▶ _LA TAREA_
Reproduce completo y sin ninguna modificación el pasaje seleccionado que aparece más abajo.

▶ _PASAJE SELECCIONADO_

El caso involucra a un alumno de entre 12 y 13 años que habría participado en un "desafío viral" difundiendo una nota intimidante. Según el abogado de la familia, Rodolfo Mingarini, el hecho no encuadra en la figura legal de amenaza.

Contexto del hallazgo: El letrado argumentó que la nota fue encontrada en un estacionamiento fuera del colegio y no representó una situación de peligro real ni coerción hacia una persona determinada.

Reconocimiento y disculpas: Destacó que el adolescente reconoció el hecho ante sus padres y la escuela, y que la institución contuvo la situación sin que se produjeran incidentes mayores.

Costo operativo en duda: Mingarini cuestionó la cifra de $6 millones, señalando que en el operativo solo intervino un patrullero. "No hay desglose ni explicación de los costos. Es una cifra arbitraria", denunció en declaraciones a LT10.

El eje del conflicto: ¿Puede el Estado cobrar sin un juez?
La impugnación abre un profundo debate jurídico sobre los límites del poder administrador frente a la responsabilidad civil de los padres.

Falta de ley específica: La defensa sostiene que no existe una ley que habilite al Ministerio de Seguridad a cobrar estos montos de forma directa. Argumentan que, si bien la responsabilidad civil de los menores recae en los padres, esta debe ser determinada por un juez en un proceso judicial.

▶ _DATOS ANALIZADOS_
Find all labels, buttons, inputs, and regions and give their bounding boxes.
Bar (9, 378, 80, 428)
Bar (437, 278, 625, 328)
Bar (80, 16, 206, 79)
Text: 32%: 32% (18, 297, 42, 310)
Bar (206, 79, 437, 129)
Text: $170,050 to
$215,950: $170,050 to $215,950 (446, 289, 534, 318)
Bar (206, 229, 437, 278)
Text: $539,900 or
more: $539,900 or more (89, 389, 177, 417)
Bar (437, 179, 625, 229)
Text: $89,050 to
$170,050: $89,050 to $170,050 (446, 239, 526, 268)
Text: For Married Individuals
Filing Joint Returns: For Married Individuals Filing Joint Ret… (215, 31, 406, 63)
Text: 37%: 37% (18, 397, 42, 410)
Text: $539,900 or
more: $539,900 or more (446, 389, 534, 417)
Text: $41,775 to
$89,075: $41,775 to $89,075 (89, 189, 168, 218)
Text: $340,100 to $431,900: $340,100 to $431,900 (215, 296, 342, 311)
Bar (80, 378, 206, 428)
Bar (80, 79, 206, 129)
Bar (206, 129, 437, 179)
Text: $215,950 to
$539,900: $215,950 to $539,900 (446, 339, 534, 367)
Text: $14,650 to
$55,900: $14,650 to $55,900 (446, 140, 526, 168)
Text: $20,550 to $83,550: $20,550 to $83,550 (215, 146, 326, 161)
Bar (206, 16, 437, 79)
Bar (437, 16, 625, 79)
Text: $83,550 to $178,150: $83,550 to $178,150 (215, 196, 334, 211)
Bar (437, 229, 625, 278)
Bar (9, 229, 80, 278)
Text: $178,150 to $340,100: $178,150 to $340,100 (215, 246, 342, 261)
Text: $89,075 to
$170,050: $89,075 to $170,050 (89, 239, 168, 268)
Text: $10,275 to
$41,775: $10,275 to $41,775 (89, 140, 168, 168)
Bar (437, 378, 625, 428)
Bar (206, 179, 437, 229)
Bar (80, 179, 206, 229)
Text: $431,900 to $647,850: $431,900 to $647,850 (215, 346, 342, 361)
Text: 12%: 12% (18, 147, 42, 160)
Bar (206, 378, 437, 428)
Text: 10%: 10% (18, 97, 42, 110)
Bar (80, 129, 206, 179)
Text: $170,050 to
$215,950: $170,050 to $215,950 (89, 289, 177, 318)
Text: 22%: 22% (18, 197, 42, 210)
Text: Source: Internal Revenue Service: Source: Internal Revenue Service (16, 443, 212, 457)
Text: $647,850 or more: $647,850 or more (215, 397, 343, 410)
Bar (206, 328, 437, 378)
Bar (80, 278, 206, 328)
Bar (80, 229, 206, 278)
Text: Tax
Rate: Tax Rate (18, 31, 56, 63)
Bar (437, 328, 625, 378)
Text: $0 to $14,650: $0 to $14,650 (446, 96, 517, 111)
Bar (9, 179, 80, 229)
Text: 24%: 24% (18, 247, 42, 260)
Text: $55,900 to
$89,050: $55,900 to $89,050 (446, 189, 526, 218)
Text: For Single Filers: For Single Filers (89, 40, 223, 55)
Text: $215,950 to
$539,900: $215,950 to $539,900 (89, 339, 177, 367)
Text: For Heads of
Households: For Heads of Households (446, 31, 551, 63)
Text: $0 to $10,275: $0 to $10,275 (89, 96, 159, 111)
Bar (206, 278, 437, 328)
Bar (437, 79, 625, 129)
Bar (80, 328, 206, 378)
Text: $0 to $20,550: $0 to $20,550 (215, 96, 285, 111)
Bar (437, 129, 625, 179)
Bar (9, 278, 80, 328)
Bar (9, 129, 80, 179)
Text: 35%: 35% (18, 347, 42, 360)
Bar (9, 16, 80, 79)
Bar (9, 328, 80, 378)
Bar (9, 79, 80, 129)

▶ _RESULTADO OBTENIDO_
El caso involucra a un alumno de entre 12 y 13 años que habría participado en un "desafío viral" difundiendo una nota intimidante. Según el abogado de la familia, Rodolfo Mingarini, el hecho no encuadra en la figura legal de amenaza.

Contexto del hallazgo: El letrado argumentó que la nota fue encontrada en un estacionamiento fuera del colegio y no representó una situación de peligro real ni coerción hacia una persona determinada.

Reconocimiento y disculpas: Destacó que el adolescente reconoció el hecho ante sus padres y la escuela, y que la institución contuvo la situación sin que se produjeran incidentes mayores.

Costo operativo en duda: Mingarini cuestionó la cifra de $6 millones, señalando que en el operativo solo intervino un patrullero. "No hay desglose ni explicación de los costos. Es una cifra arbitraria", denunció en declaraciones a LT10.

El eje del conflicto: ¿Puede el Estado cobrar sin un juez?
La impugnación abre un profundo debate jurídico sobre los límites del poder administrador frente a la responsabilidad civil de los padres.

Falta de ley específica: La defensa sostiene que no existe una ley que habilite al Ministerio de Seguridad a cobrar estos montos de forma directa. Argumentan que, si bien la responsabilidad civil de los menores recae en los padres, esta debe ser determinada por un juez en un proceso judicial.